### WHAT THE EXERCISE ASKS
Update the part of the essay on Sofia Mitsola's paintings that opens with the words containing "Leonora Carrington (1970)" and closes with "Greek mythic creatures.", using "captivating" in place of "beguiling".

### READING PASSAGE
#####

Leonora Carrington (1970)

 

In current times it is impossible to look at an image of a female form, especially a nude image, be it painting or photograph, and not consider the dilemma of the male/female gaze. Surrounded by the mythic females of Sofia Mitsola’s paintings in Jerwood Solo Presentations 2019, their ambiguous forms and suggestive observations, your first thoughts are to wonder where the agency lies, with those beholding or those beheld. Yet at closer inspection, these beguiling female creatures become less about the issue of objectification and more about the duality of the Greek mythic creatures.

 

Entering Mitsola’s room at Jerwood Space, you are confronted with Sirens, Sphinxes and Centaurs. This all-female cast transfixes you in the centre of the room, caught in a crossfire of hypnotising gazes. Mythology, and thusly art and fiction, have long entertained the hybrid as a fantasy of the animal and human fused into one being. These representations, we are told, reflect the primal and instinctual animal within us versus the civilised and socially responsible human part as the paintings depict the subjects of Greek myth as opposed to the narrative patterns associated with them.[1] The hybrid as a vehicle, be it visual, literary, mythological or metaphorical, serves as a paradox that embodies female beauty and beastly ugliness in the form of seductive tricksters. Mitsola’s paintings explore female identity as negotiations between how female mythic creatures are historically represented and what these symbols hold today.

#####

### PROVIDED MATERIAL
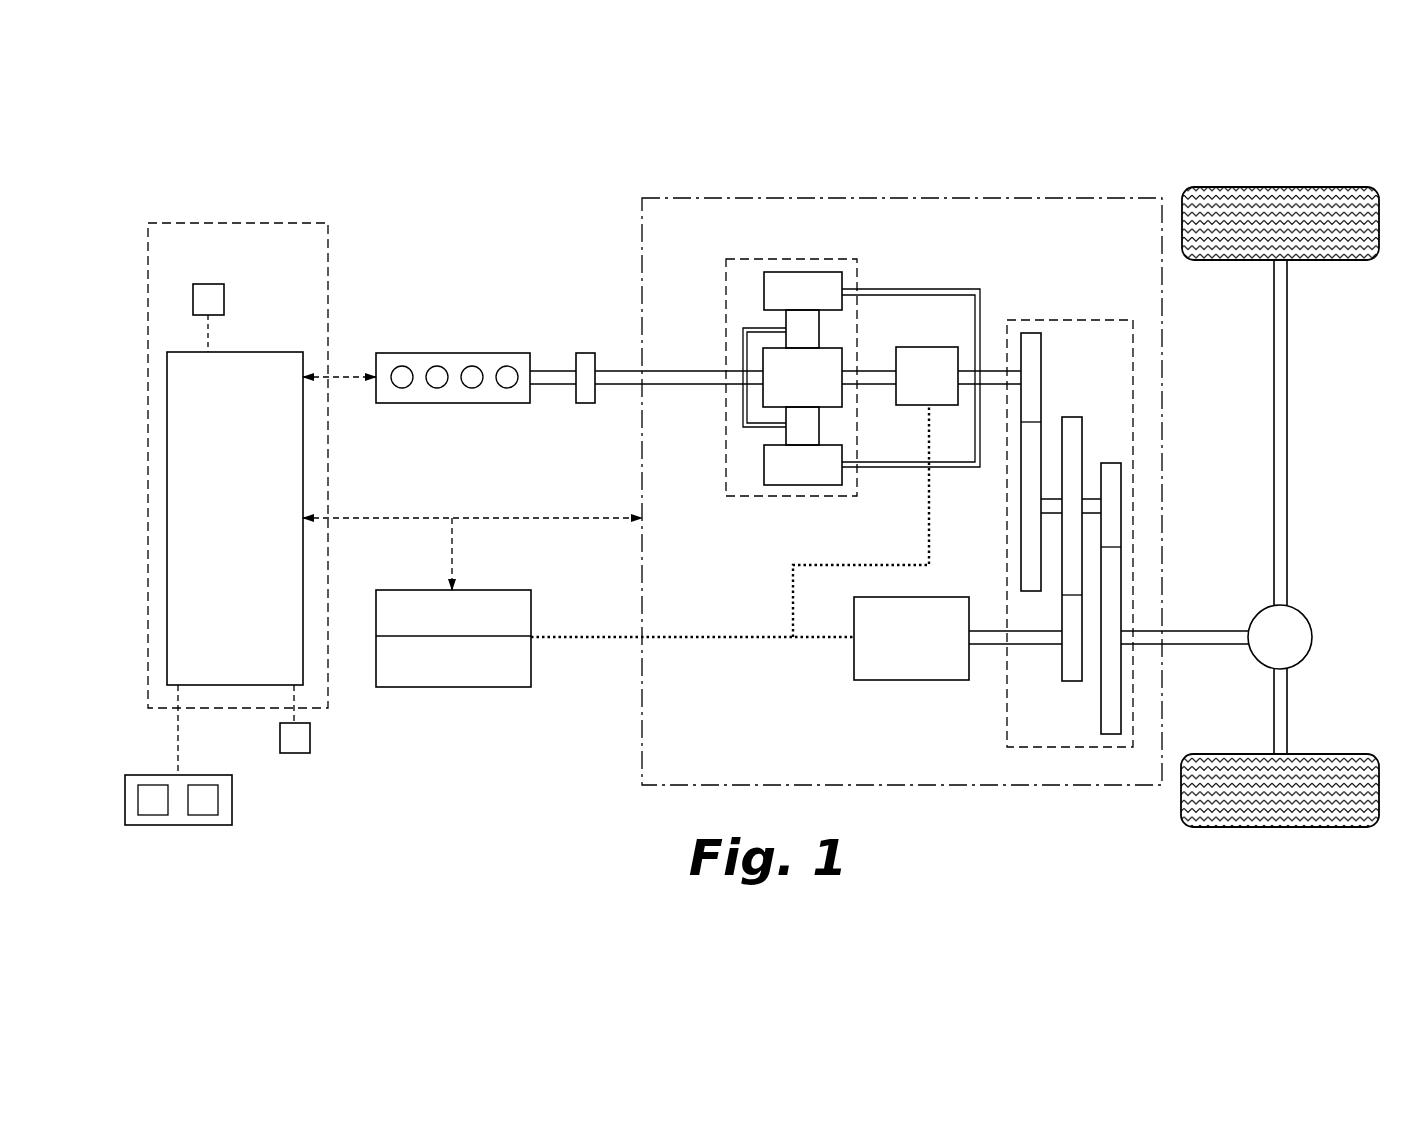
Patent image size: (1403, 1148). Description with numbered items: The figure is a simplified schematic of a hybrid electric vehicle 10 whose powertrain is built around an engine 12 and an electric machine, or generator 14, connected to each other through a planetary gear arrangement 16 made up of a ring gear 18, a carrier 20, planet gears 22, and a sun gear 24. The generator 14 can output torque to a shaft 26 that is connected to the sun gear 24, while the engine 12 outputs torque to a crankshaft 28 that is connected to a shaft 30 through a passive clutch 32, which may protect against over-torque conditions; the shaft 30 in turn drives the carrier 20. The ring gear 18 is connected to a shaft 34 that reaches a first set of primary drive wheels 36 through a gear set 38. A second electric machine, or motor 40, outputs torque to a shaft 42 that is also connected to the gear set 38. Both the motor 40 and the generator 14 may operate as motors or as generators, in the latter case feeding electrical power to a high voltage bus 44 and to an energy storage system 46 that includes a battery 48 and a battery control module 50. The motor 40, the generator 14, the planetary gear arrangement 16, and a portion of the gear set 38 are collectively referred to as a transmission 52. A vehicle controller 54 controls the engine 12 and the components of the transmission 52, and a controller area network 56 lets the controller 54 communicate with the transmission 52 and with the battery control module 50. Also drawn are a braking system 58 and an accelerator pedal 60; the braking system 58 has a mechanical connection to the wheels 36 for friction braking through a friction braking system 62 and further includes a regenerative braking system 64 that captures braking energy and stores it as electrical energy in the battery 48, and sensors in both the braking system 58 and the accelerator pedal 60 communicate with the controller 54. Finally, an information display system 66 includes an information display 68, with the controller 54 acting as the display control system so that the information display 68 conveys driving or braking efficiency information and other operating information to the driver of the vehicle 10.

#####

### ANSWER FOR THE TASK
Leonora Carrington (1970)

 

In current times it is impossible to look at an image of a female form, especially a nude image, be it painting or photograph, and not consider the dilemma of the male/female gaze. Surrounded by the mythic females of Sofia Mitsola’s paintings in Jerwood Solo Presentations 2019, their ambiguous forms and suggestive observations, your first thoughts are to wonder where the agency lies, with those beholding or those beheld. Yet at closer inspection, these captivating female creatures become less about the issue of objectification and more about the duality of the Greek mythic creatures.